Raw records
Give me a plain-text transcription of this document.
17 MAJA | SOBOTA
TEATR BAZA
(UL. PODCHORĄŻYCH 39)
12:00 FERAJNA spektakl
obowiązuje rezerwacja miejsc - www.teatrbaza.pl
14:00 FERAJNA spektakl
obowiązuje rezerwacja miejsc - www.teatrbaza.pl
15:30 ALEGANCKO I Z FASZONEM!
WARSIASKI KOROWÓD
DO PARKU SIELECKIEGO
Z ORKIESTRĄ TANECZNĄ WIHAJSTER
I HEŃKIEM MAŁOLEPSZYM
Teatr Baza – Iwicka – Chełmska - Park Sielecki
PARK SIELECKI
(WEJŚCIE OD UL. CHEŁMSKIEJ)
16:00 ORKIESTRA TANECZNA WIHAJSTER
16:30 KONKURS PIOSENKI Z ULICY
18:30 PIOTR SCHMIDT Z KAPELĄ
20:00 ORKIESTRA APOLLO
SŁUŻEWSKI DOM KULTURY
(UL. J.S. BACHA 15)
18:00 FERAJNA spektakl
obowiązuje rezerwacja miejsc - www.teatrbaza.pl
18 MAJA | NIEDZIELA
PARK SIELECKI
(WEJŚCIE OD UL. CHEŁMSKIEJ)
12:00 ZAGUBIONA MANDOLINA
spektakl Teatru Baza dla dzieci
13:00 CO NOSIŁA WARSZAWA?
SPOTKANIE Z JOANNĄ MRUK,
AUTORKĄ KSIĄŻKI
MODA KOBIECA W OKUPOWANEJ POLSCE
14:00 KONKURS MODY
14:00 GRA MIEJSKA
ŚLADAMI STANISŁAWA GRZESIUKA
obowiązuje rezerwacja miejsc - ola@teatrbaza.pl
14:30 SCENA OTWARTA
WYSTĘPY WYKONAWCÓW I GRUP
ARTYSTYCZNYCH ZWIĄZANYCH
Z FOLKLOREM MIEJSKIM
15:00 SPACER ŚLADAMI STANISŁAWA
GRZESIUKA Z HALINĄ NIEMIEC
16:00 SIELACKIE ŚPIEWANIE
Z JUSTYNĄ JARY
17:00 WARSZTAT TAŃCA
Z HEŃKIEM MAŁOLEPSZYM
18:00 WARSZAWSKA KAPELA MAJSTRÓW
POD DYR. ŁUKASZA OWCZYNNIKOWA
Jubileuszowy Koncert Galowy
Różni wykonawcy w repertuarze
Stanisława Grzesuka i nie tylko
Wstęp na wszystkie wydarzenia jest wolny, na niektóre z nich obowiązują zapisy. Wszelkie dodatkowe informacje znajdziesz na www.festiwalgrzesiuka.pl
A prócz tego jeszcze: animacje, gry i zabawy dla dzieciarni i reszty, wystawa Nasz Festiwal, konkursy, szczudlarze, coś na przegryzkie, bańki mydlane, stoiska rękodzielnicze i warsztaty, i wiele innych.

...

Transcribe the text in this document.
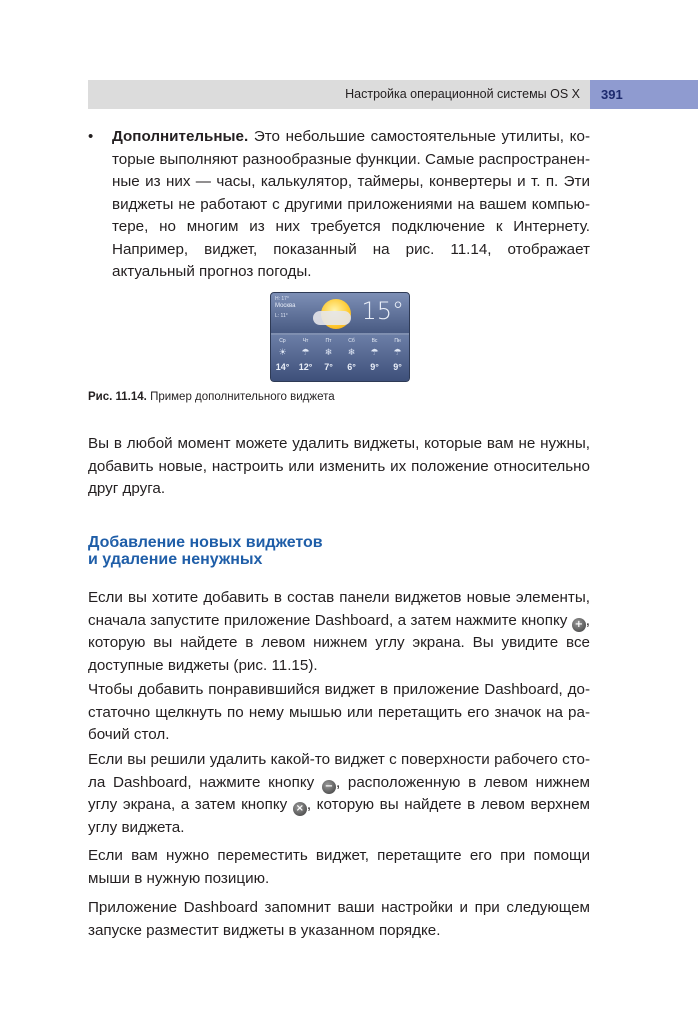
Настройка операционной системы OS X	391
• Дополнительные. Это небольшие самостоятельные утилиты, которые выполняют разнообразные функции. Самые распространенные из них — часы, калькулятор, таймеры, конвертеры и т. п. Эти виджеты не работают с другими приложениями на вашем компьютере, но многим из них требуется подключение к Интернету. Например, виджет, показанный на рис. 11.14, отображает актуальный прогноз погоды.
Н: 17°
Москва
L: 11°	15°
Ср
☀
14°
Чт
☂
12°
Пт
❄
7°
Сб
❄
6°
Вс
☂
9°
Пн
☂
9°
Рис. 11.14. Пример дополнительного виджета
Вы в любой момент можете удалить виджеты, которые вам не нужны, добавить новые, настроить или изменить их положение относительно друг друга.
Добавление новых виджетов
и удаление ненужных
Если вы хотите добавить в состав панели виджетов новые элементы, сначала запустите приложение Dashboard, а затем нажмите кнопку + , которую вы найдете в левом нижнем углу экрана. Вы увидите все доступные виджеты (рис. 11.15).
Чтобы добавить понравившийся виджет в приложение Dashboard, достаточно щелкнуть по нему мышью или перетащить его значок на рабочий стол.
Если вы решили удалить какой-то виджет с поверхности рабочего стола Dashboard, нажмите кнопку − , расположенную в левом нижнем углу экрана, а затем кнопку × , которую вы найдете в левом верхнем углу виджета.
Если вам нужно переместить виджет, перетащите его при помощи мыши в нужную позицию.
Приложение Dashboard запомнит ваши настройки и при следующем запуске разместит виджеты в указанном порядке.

(Exercise aim)
Go through the listing above and locate each line that holds the word "spektakl". Copy those lines.

(Response)
12:00 FERAJNA spektakl
14:00 FERAJNA spektakl
18:00 FERAJNA spektakl
spektakl Teatru Baza dla dzieci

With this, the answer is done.